* Instructions for the task *
Report the number of lines containing "Primacy", with no other words.

* Listed entries *
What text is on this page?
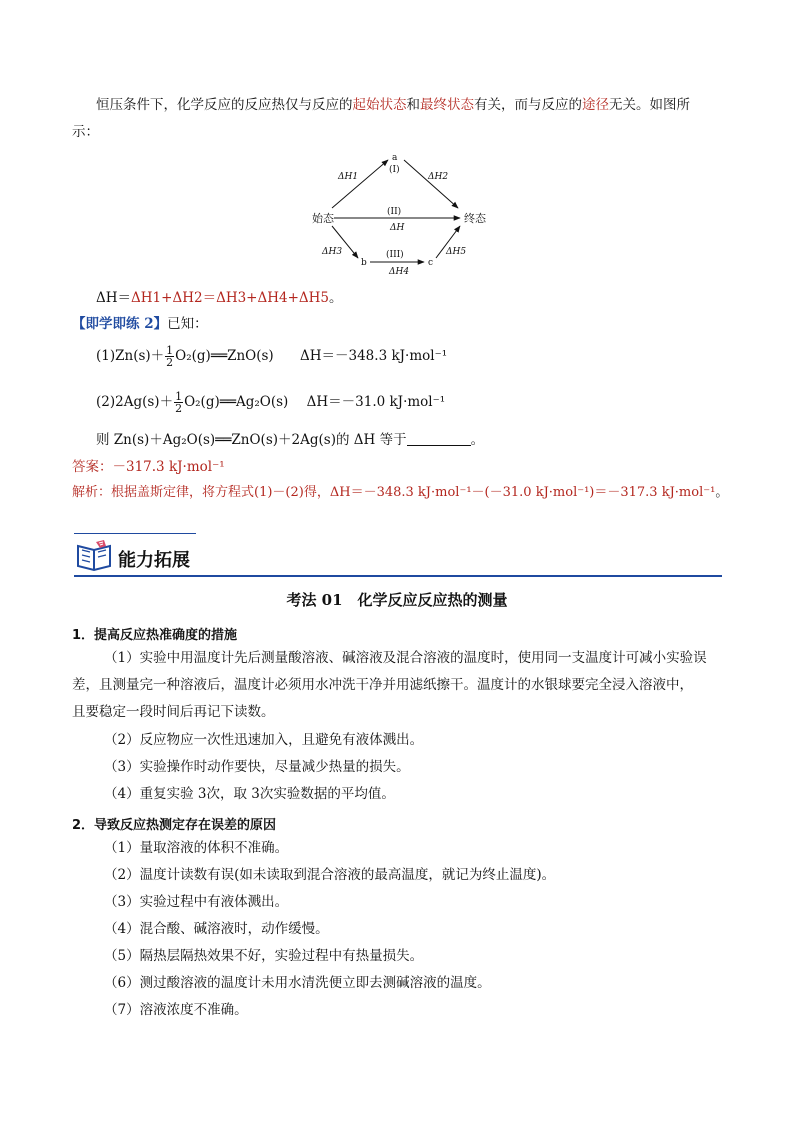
恒压条件下，化学反应的反应热仅与反应的起始状态和最终状态有关，而与反应的途径无关。如图所
示：
始态	终态
a
b	c
(I)
(II)
(III)
ΔH
ΔH1	ΔH2
ΔH3
ΔH4
ΔH5
ΔH＝ΔH1+ΔH2＝ΔH3+ΔH4+ΔH5。
【即学即练 2】已知：
$(1)Zn(s)+ \frac{1}{2}$ O₂(g)══ZnO(s) ΔH＝－348.3 kJ·mol⁻¹
$(2)2Ag(s)+ \frac{1}{2}$ O₂(g)══Ag₂O(s) ΔH＝－31.0 kJ·mol⁻¹
则 Zn(s)＋Ag₂O(s)══ZnO(s)＋2Ag(s)的 ΔH 等于	。
答案：－317.3 kJ·mol⁻¹
解析：根据盖斯定律，将方程式(1)－(2)得，ΔH＝－348.3 kJ·mol⁻¹－(－31.0 kJ·mol⁻¹)＝－317.3 kJ·mol⁻¹。
能力拓展
考法 01　化学反应反应热的测量
1．提高反应热准确度的措施
（1）实验中用温度计先后测量酸溶液、碱溶液及混合溶液的温度时，使用同一支温度计可减小实验误
差，且测量完一种溶液后，温度计必须用水冲洗干净并用滤纸擦干。温度计的水银球要完全浸入溶液中，
且要稳定一段时间后再记下读数。
（2）反应物应一次性迅速加入，且避免有液体溅出。
（3）实验操作时动作要快，尽量减少热量的损失。
（4）重复实验 3次，取 3次实验数据的平均值。
2．导致反应热测定存在误差的原因
（1）量取溶液的体积不准确。
（2）温度计读数有误(如未读取到混合溶液的最高温度，就记为终止温度)。
（3）实验过程中有液体溅出。
（4）混合酸、碱溶液时，动作缓慢。
（5）隔热层隔热效果不好，实验过程中有热量损失。
（6）测过酸溶液的温度计未用水清洗便立即去测碱溶液的温度。
（7）溶液浓度不准确。
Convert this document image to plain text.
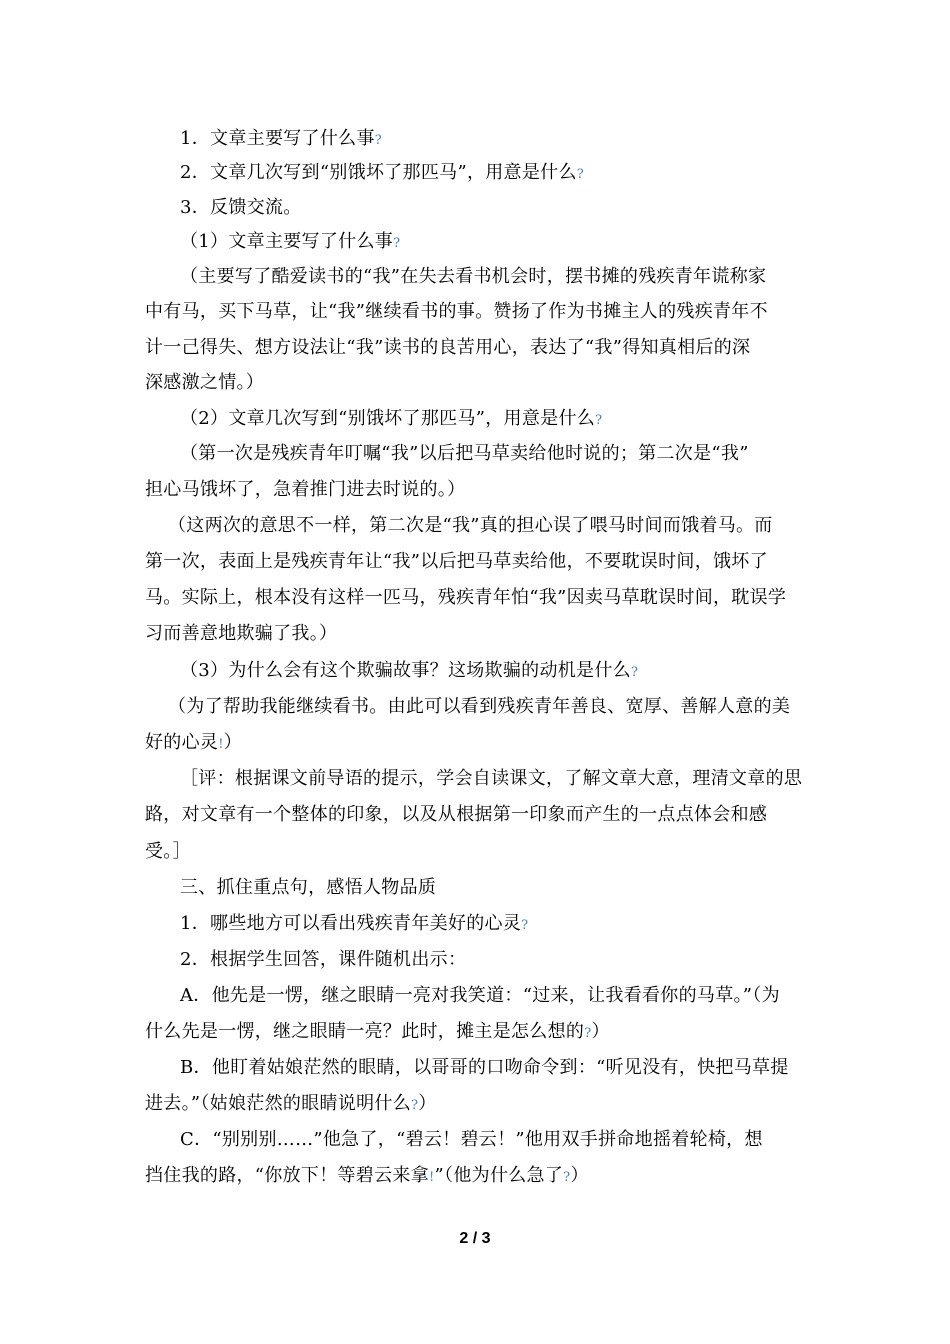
1．文章主要写了什么事?
2．文章几次写到“别饿坏了那匹马”，用意是什么?
3．反馈交流。
（1）文章主要写了什么事?
（主要写了酷爱读书的“我”在失去看书机会时，摆书摊的残疾青年谎称家
中有马，买下马草，让“我”继续看书的事。赞扬了作为书摊主人的残疾青年不
计一己得失、想方设法让“我”读书的良苦用心，表达了“我”得知真相后的深
深感激之情。）
（2）文章几次写到“别饿坏了那匹马”，用意是什么?
（第一次是残疾青年叮嘱“我”以后把马草卖给他时说的；第二次是“我”
担心马饿坏了，急着推门进去时说的。）
（这两次的意思不一样，第二次是“我”真的担心误了喂马时间而饿着马。而
第一次，表面上是残疾青年让“我”以后把马草卖给他，不要耽误时间，饿坏了
马。实际上，根本没有这样一匹马，残疾青年怕“我”因卖马草耽误时间，耽误学
习而善意地欺骗了我。）
（3）为什么会有这个欺骗故事？这场欺骗的动机是什么?
（为了帮助我能继续看书。由此可以看到残疾青年善良、宽厚、善解人意的美
好的心灵!）
［评：根据课文前导语的提示，学会自读课文，了解文章大意，理清文章的思
路，对文章有一个整体的印象，以及从根据第一印象而产生的一点点体会和感
受。］
三、抓住重点句，感悟人物品质
1．哪些地方可以看出残疾青年美好的心灵?
2．根据学生回答，课件随机出示：
A．他先是一愣，继之眼睛一亮对我笑道：“过来，让我看看你的马草。”（为
什么先是一愣，继之眼睛一亮？此时，摊主是怎么想的?）
B．他盯着姑娘茫然的眼睛，以哥哥的口吻命令到：“听见没有，快把马草提
进去。”（姑娘茫然的眼睛说明什么?）
C．“别别别……”他急了，“碧云！碧云！”他用双手拼命地摇着轮椅，想
挡住我的路，“你放下！等碧云来拿!”（他为什么急了?）
2 / 3
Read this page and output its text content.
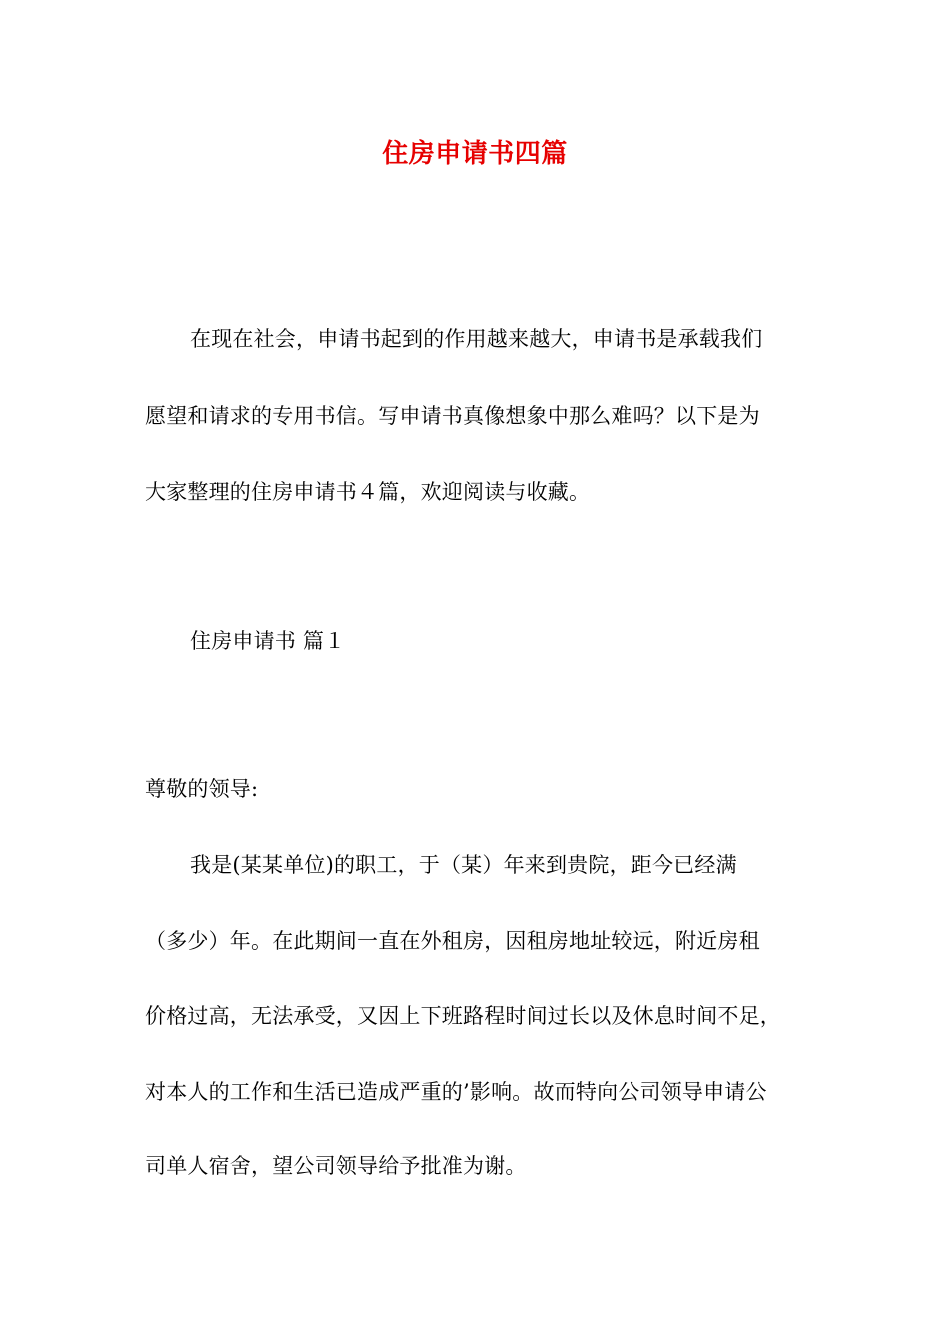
住房申请书四篇
在现在社会，申请书起到的作用越来越大，申请书是承载我们
愿望和请求的专用书信。写申请书真像想象中那么难吗？以下是为
大家整理的住房申请书４篇，欢迎阅读与收藏。
住房申请书 篇１
尊敬的领导:
我是(某某单位)的职工，于（某）年来到贵院，距今已经满
（多少）年。在此期间一直在外租房，因租房地址较远，附近房租
价格过高，无法承受，又因上下班路程时间过长以及休息时间不足，
对本人的工作和生活已造成严重的’影响。故而特向公司领导申请公
司单人宿舍，望公司领导给予批准为谢。
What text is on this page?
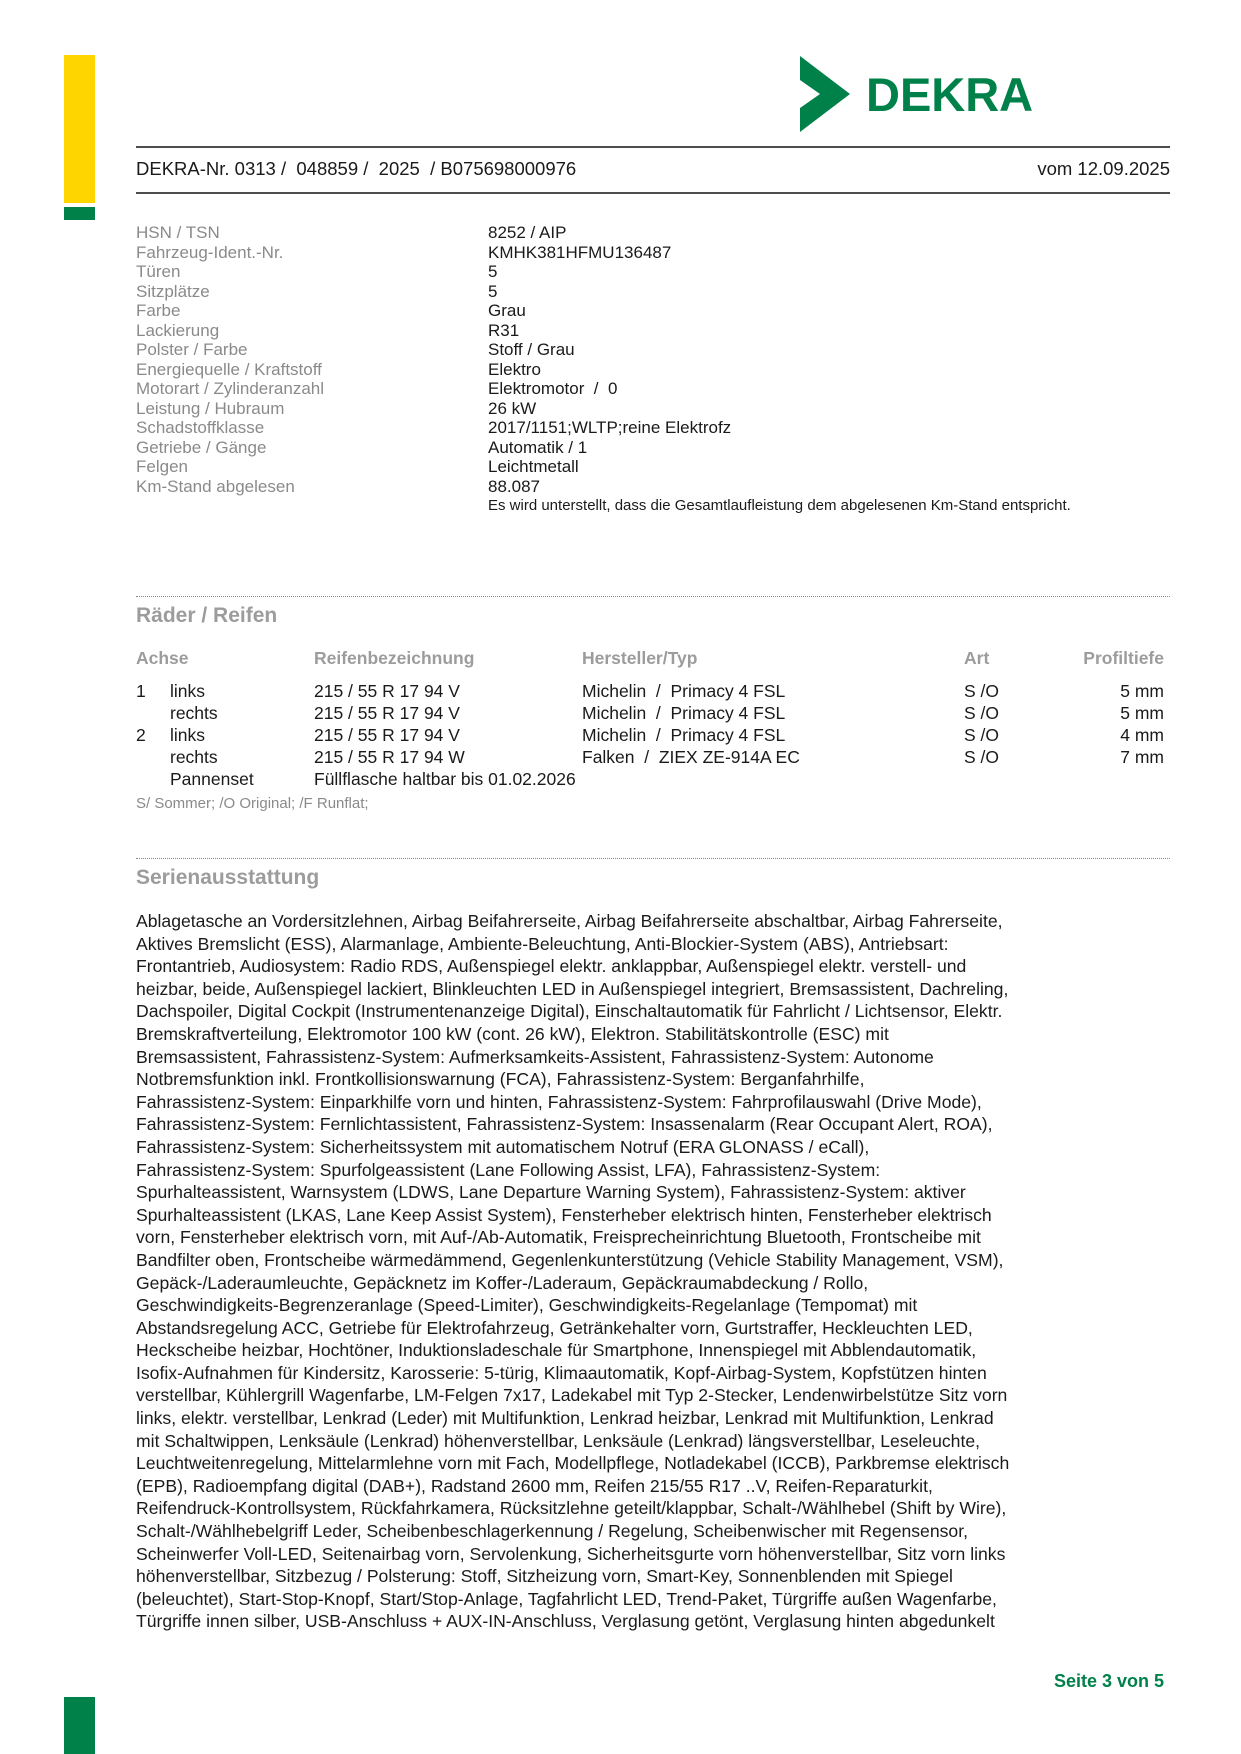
DEKRA
DEKRA-Nr. 0313 /  048859 /  2025  / B075698000976	vom 12.09.2025
HSN / TSN	8252 / AIP
Fahrzeug-Ident.-Nr.	KMHK381HFMU136487
Türen	5
Sitzplätze	5
Farbe	Grau
Lackierung	R31
Polster / Farbe	Stoff / Grau
Energiequelle / Kraftstoff	Elektro
Motorart / Zylinderanzahl	Elektromotor  /  0
Leistung / Hubraum	26 kW
Schadstoffklasse	2017/1151;WLTP;reine Elektrofz
Getriebe / Gänge	Automatik / 1
Felgen	Leichtmetall
Km-Stand abgelesen	88.087
Es wird unterstellt, dass die Gesamtlaufleistung dem abgelesenen Km-Stand entspricht.
Räder / Reifen
Achse	Reifenbezeichnung	Hersteller/Typ	Art	Profiltiefe
1	links	215 / 55 R 17 94 V	Michelin  /  Primacy 4 FSL	S /O	5 mm
rechts	215 / 55 R 17 94 V	Michelin  /  Primacy 4 FSL	S /O	5 mm
2	links	215 / 55 R 17 94 V	Michelin  /  Primacy 4 FSL	S /O	4 mm
rechts	215 / 55 R 17 94 W	Falken  /  ZIEX ZE-914A EC	S /O	7 mm
Pannenset	Füllflasche haltbar bis 01.02.2026
S/ Sommer; /O Original; /F Runflat;
Serienausstattung
Ablagetasche an Vordersitzlehnen, Airbag Beifahrerseite, Airbag Beifahrerseite abschaltbar, Airbag Fahrerseite,
Aktives Bremslicht (ESS), Alarmanlage, Ambiente-Beleuchtung, Anti-Blockier-System (ABS), Antriebsart:
Frontantrieb, Audiosystem: Radio RDS, Außenspiegel elektr. anklappbar, Außenspiegel elektr. verstell- und
heizbar, beide, Außenspiegel lackiert, Blinkleuchten LED in Außenspiegel integriert, Bremsassistent, Dachreling,
Dachspoiler, Digital Cockpit (Instrumentenanzeige Digital), Einschaltautomatik für Fahrlicht / Lichtsensor, Elektr.
Bremskraftverteilung, Elektromotor 100 kW (cont. 26 kW), Elektron. Stabilitätskontrolle (ESC) mit
Bremsassistent, Fahrassistenz-System: Aufmerksamkeits-Assistent, Fahrassistenz-System: Autonome
Notbremsfunktion inkl. Frontkollisionswarnung (FCA), Fahrassistenz-System: Berganfahrhilfe,
Fahrassistenz-System: Einparkhilfe vorn und hinten, Fahrassistenz-System: Fahrprofilauswahl (Drive Mode),
Fahrassistenz-System: Fernlichtassistent, Fahrassistenz-System: Insassenalarm (Rear Occupant Alert, ROA),
Fahrassistenz-System: Sicherheitssystem mit automatischem Notruf (ERA GLONASS / eCall),
Fahrassistenz-System: Spurfolgeassistent (Lane Following Assist, LFA), Fahrassistenz-System:
Spurhalteassistent, Warnsystem (LDWS, Lane Departure Warning System), Fahrassistenz-System: aktiver
Spurhalteassistent (LKAS, Lane Keep Assist System), Fensterheber elektrisch hinten, Fensterheber elektrisch
vorn, Fensterheber elektrisch vorn, mit Auf-/Ab-Automatik, Freisprecheinrichtung Bluetooth, Frontscheibe mit
Bandfilter oben, Frontscheibe wärmedämmend, Gegenlenkunterstützung (Vehicle Stability Management, VSM),
Gepäck-/Laderaumleuchte, Gepäcknetz im Koffer-/Laderaum, Gepäckraumabdeckung / Rollo,
Geschwindigkeits-Begrenzeranlage (Speed-Limiter), Geschwindigkeits-Regelanlage (Tempomat) mit
Abstandsregelung ACC, Getriebe für Elektrofahrzeug, Getränkehalter vorn, Gurtstraffer, Heckleuchten LED,
Heckscheibe heizbar, Hochtöner, Induktionsladeschale für Smartphone, Innenspiegel mit Abblendautomatik,
Isofix-Aufnahmen für Kindersitz, Karosserie: 5-türig, Klimaautomatik, Kopf-Airbag-System, Kopfstützen hinten
verstellbar, Kühlergrill Wagenfarbe, LM-Felgen 7x17, Ladekabel mit Typ 2-Stecker, Lendenwirbelstütze Sitz vorn
links, elektr. verstellbar, Lenkrad (Leder) mit Multifunktion, Lenkrad heizbar, Lenkrad mit Multifunktion, Lenkrad
mit Schaltwippen, Lenksäule (Lenkrad) höhenverstellbar, Lenksäule (Lenkrad) längsverstellbar, Leseleuchte,
Leuchtweitenregelung, Mittelarmlehne vorn mit Fach, Modellpflege, Notladekabel (ICCB), Parkbremse elektrisch
(EPB), Radioempfang digital (DAB+), Radstand 2600 mm, Reifen 215/55 R17 ..V, Reifen-Reparaturkit,
Reifendruck-Kontrollsystem, Rückfahrkamera, Rücksitzlehne geteilt/klappbar, Schalt-/Wählhebel (Shift by Wire),
Schalt-/Wählhebelgriff Leder, Scheibenbeschlagerkennung / Regelung, Scheibenwischer mit Regensensor,
Scheinwerfer Voll-LED, Seitenairbag vorn, Servolenkung, Sicherheitsgurte vorn höhenverstellbar, Sitz vorn links
höhenverstellbar, Sitzbezug / Polsterung: Stoff, Sitzheizung vorn, Smart-Key, Sonnenblenden mit Spiegel
(beleuchtet), Start-Stop-Knopf, Start/Stop-Anlage, Tagfahrlicht LED, Trend-Paket, Türgriffe außen Wagenfarbe,
Türgriffe innen silber, USB-Anschluss + AUX-IN-Anschluss, Verglasung getönt, Verglasung hinten abgedunkelt
Seite 3 von 5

* Result for this task *
3